- DAFTAR TUGAS:
• A. Menurut berita tentang kunjungan aktivis ke DPRD Kota Tangerang, pada hari dan tanggal apa pimpinan DPRD menerima para aktivis itu?
• B. Tulis lagi bagian dari berita tentang kunjungan aktivis ke DPRD Kota Tangerang, mulai dari "Sambangi DPRD Kota" sampai "2 September 2025.". Tukar "Warung Pojok" dengan "Kedai Sudut".

Sambangi DPRD Kota Tangerang, Aktivis Desak Dewan Dukung Petisi “Cut Off” Kerjasama Pengolahan Sampah
Tangerang,
Pimpinan DPRD Kota Tangerang menerima aktivis Warung Pojok (Warjok) yang terdiri dari aktivis Lingkungan Hidup, Bambang Wahyudi, Aktivis Sosial, Saeful Basri dan Pengamat Politik dan Kebijakan Publik, Adib Miftahul, Selasa, 2 September 2025.

- DATA YANG DIBERIKAN:
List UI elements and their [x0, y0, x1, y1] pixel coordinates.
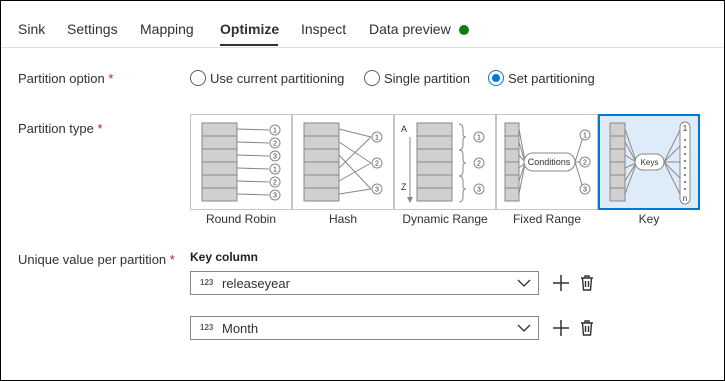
key-column-header: Key column	[190, 250, 259, 264]
key-column-value: releaseyear	[222, 276, 290, 291]
partition-type-key-label: Key	[638, 212, 660, 226]
dr-glyph: 2	[477, 161, 481, 168]
partition-type-dynamic-range-label: Dynamic Range	[402, 212, 488, 226]
dr-glyph: 3	[477, 187, 481, 194]
partition-type-hash[interactable]: 1 2 3	[292, 114, 394, 210]
tab-data-preview[interactable]: Data preview	[369, 21, 451, 37]
key-top-glyph: 1	[683, 124, 688, 133]
partition-type-fixed-range-label: Fixed Range	[512, 212, 582, 226]
rr-glyph: 1	[273, 128, 277, 135]
dr-glyph: 1	[477, 135, 481, 142]
partition-type-round-robin-label: Round Robin	[205, 212, 277, 226]
conditions-glyph: Conditions	[528, 157, 571, 167]
chevron-down-icon	[517, 324, 531, 332]
status-dot-icon	[459, 25, 469, 35]
add-icon[interactable]	[552, 274, 570, 292]
partition-type-fixed-range[interactable]: Conditions 1 2 3	[496, 114, 598, 210]
fixed-range-diagram-icon: Conditions 1 2 3	[504, 122, 591, 202]
hash-glyph: 1	[375, 135, 379, 142]
radio-label: Set partitioning	[508, 70, 595, 86]
required-mark: *	[108, 71, 114, 86]
radio-selected-icon	[488, 70, 504, 86]
dynamic-range-diagram-icon: A Z 1 2 3	[401, 122, 485, 203]
rr-glyph: 3	[273, 193, 277, 200]
required-mark: *	[169, 252, 175, 267]
tab-bar: Sink Settings Mapping Optimize Inspect D…	[1, 1, 724, 48]
partition-type-hash-label: Hash	[328, 212, 357, 226]
round-robin-diagram-icon: 1 2 3 1 2 3	[201, 122, 281, 202]
tab-inspect[interactable]: Inspect	[301, 21, 346, 37]
axis-z-glyph: Z	[401, 182, 407, 192]
unique-value-label-text: Unique value per partition	[18, 252, 167, 267]
key-diagram-icon: Keys 1 n	[609, 121, 691, 205]
hash-glyph: 3	[375, 187, 379, 194]
fr-glyph: 3	[583, 187, 587, 194]
keys-glyph: Keys	[641, 158, 659, 167]
tab-settings[interactable]: Settings	[67, 21, 118, 37]
partition-type-label-text: Partition type	[18, 121, 94, 136]
tab-optimize[interactable]: Optimize	[220, 21, 279, 37]
rr-glyph: 3	[273, 154, 277, 161]
active-tab-indicator	[220, 44, 278, 46]
radio-label: Use current partitioning	[210, 70, 345, 86]
add-icon[interactable]	[552, 319, 570, 337]
partition-option-label-text: Partition option	[18, 71, 105, 86]
axis-a-glyph: A	[401, 124, 407, 134]
partition-type-round-robin[interactable]: 1 2 3 1 2 3	[190, 114, 292, 210]
tab-mapping[interactable]: Mapping	[140, 21, 194, 37]
key-column-value: Month	[222, 321, 259, 336]
tab-sink[interactable]: Sink	[18, 21, 45, 37]
rr-glyph: 2	[273, 180, 277, 187]
fr-glyph: 2	[583, 160, 587, 167]
partition-option-label: Partition option *	[18, 71, 113, 86]
partition-type-dynamic-range[interactable]: A Z 1 2 3	[394, 114, 496, 210]
key-bottom-glyph: n	[683, 194, 687, 203]
hash-glyph: 2	[375, 161, 379, 168]
hash-diagram-icon: 1 2 3	[303, 122, 383, 202]
partition-type-label: Partition type *	[18, 121, 103, 136]
rr-glyph: 2	[273, 141, 277, 148]
unique-value-label: Unique value per partition *	[18, 252, 175, 267]
radio-circle-icon	[190, 70, 206, 86]
numeric-type-icon: 123	[200, 323, 214, 332]
partition-type-key[interactable]: Keys 1 n	[598, 114, 700, 210]
fr-glyph: 1	[583, 133, 587, 140]
key-column-dropdown-2[interactable]: 123 Month	[190, 316, 539, 340]
radio-set-partitioning[interactable]: Set partitioning	[488, 68, 595, 88]
chevron-down-icon	[517, 279, 531, 287]
radio-circle-icon	[364, 70, 380, 86]
numeric-type-icon: 123	[200, 278, 214, 287]
radio-use-current-partitioning[interactable]: Use current partitioning	[190, 68, 344, 88]
radio-label: Single partition	[384, 70, 470, 86]
key-column-dropdown-1[interactable]: 123 releaseyear	[190, 271, 539, 295]
delete-icon[interactable]	[578, 274, 596, 292]
delete-icon[interactable]	[578, 319, 596, 337]
radio-single-partition[interactable]: Single partition	[364, 68, 470, 88]
optimize-panel: Sink Settings Mapping Optimize Inspect D…	[0, 0, 725, 381]
rr-glyph: 1	[273, 167, 277, 174]
required-mark: *	[97, 121, 103, 136]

- KUNCI JAWABAN:
• A. Selasa, 2 September 2025.

• B.
Sambangi DPRD Kota Tangerang, Aktivis Desak Dewan Dukung Petisi “Cut Off” Kerjasama Pengolahan Sampah
Tangerang,
Pimpinan DPRD Kota Tangerang menerima aktivis Kedai Sudut (Warjok) yang terdiri dari aktivis Lingkungan Hidup, Bambang Wahyudi, Aktivis Sosial, Saeful Basri dan Pengamat Politik dan Kebijakan Publik, Adib Miftahul, Selasa, 2 September 2025.